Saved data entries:
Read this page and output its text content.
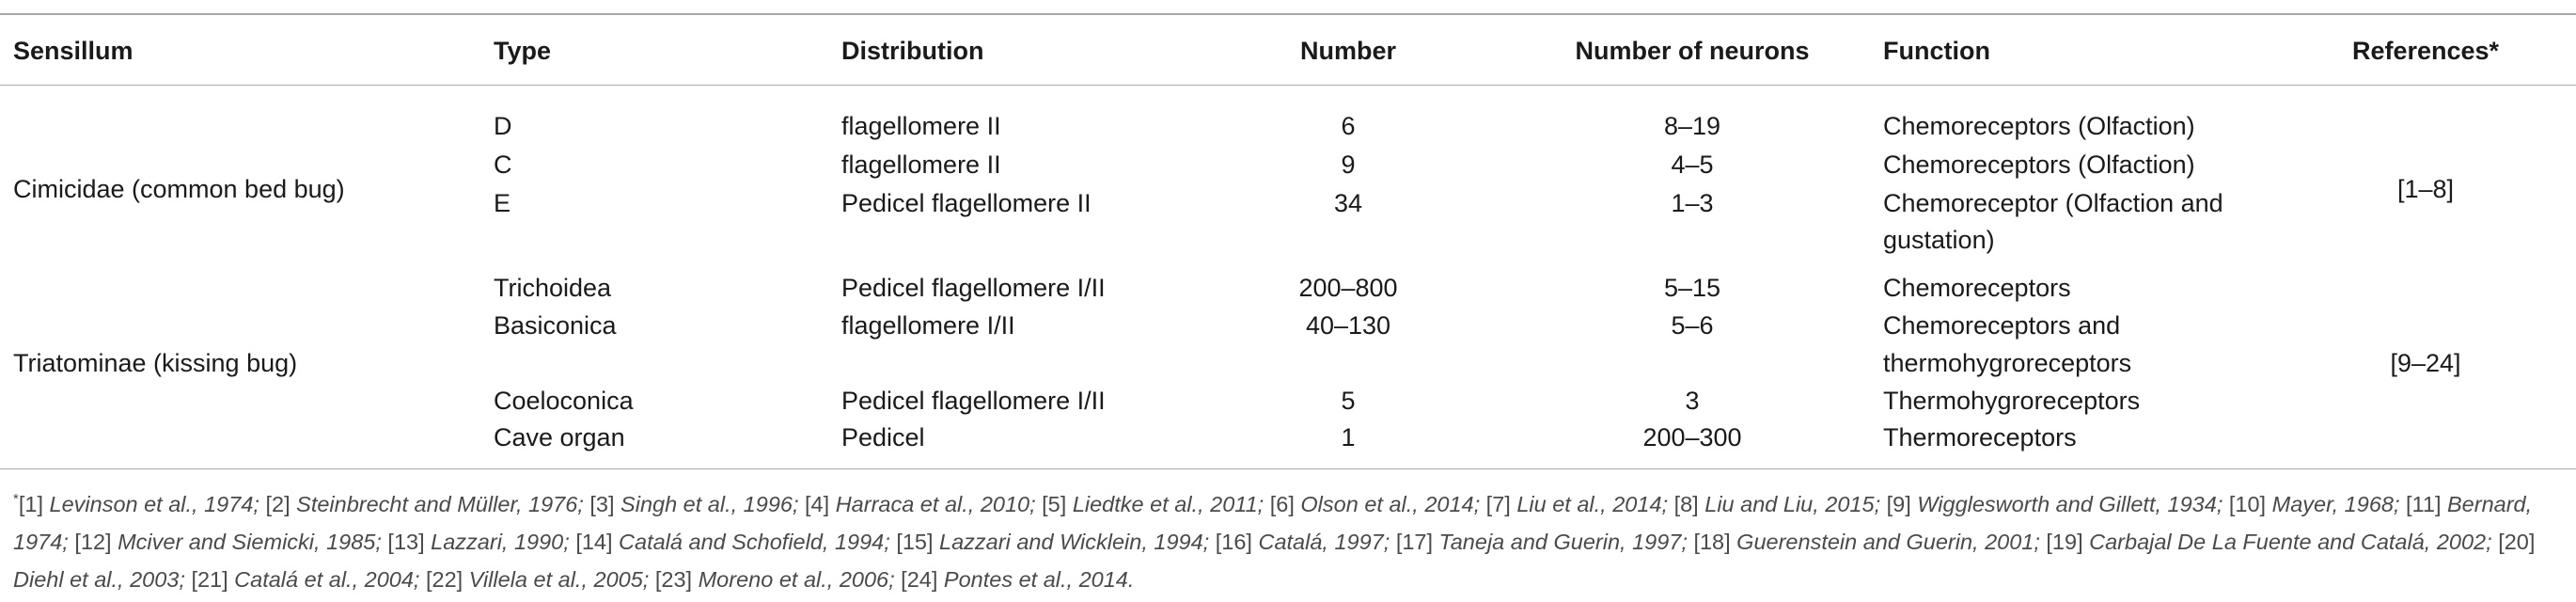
Sensillum	Type	Distribution	Number	Number of neurons	Function	References*
Cimicidae (common bed bug)	[1–8]
D	flagellomere II	6	8–19	Chemoreceptors (Olfaction)
C	flagellomere II	9	4–5	Chemoreceptors (Olfaction)
E	Pedicel flagellomere II	34	1–3	Chemoreceptor (Olfaction and
gustation)
Triatominae (kissing bug)	[9–24]
Trichoidea	Pedicel flagellomere I/II	200–800	5–15	Chemoreceptors
Basiconica	flagellomere I/II	40–130	5–6	Chemoreceptors and
thermohygroreceptors
Coeloconica	Pedicel flagellomere I/II	5	3	Thermohygroreceptors
Cave organ	Pedicel	1	200–300	Thermoreceptors
*[1] Levinson et al., 1974; [2] Steinbrecht and Müller, 1976; [3] Singh et al., 1996; [4] Harraca et al., 2010; [5] Liedtke et al., 2011; [6] Olson et al., 2014; [7] Liu et al., 2014; [8] Liu and Liu, 2015; [9] Wigglesworth and Gillett, 1934; [10] Mayer, 1968; [11] Bernard, 1974; [12] Mciver and Siemicki, 1985; [13] Lazzari, 1990; [14] Catalá and Schofield, 1994; [15] Lazzari and Wicklein, 1994; [16] Catalá, 1997; [17] Taneja and Guerin, 1997; [18] Guerenstein and Guerin, 2001; [19] Carbajal De La Fuente and Catalá, 2002; [20] Diehl et al., 2003; [21] Catalá et al., 2004; [22] Villela et al., 2005; [23] Moreno et al., 2006; [24] Pontes et al., 2014.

> **Directive**
Find the word "Chemoreceptors" in the data and copy out each line where it turns up.

> **Finished task**
D	flagellomere II	6	8–19	Chemoreceptors (Olfaction)
C	flagellomere II	9	4–5	Chemoreceptors (Olfaction)
Trichoidea	Pedicel flagellomere I/II	200–800	5–15	Chemoreceptors
Basiconica	flagellomere I/II	40–130	5–6	Chemoreceptors and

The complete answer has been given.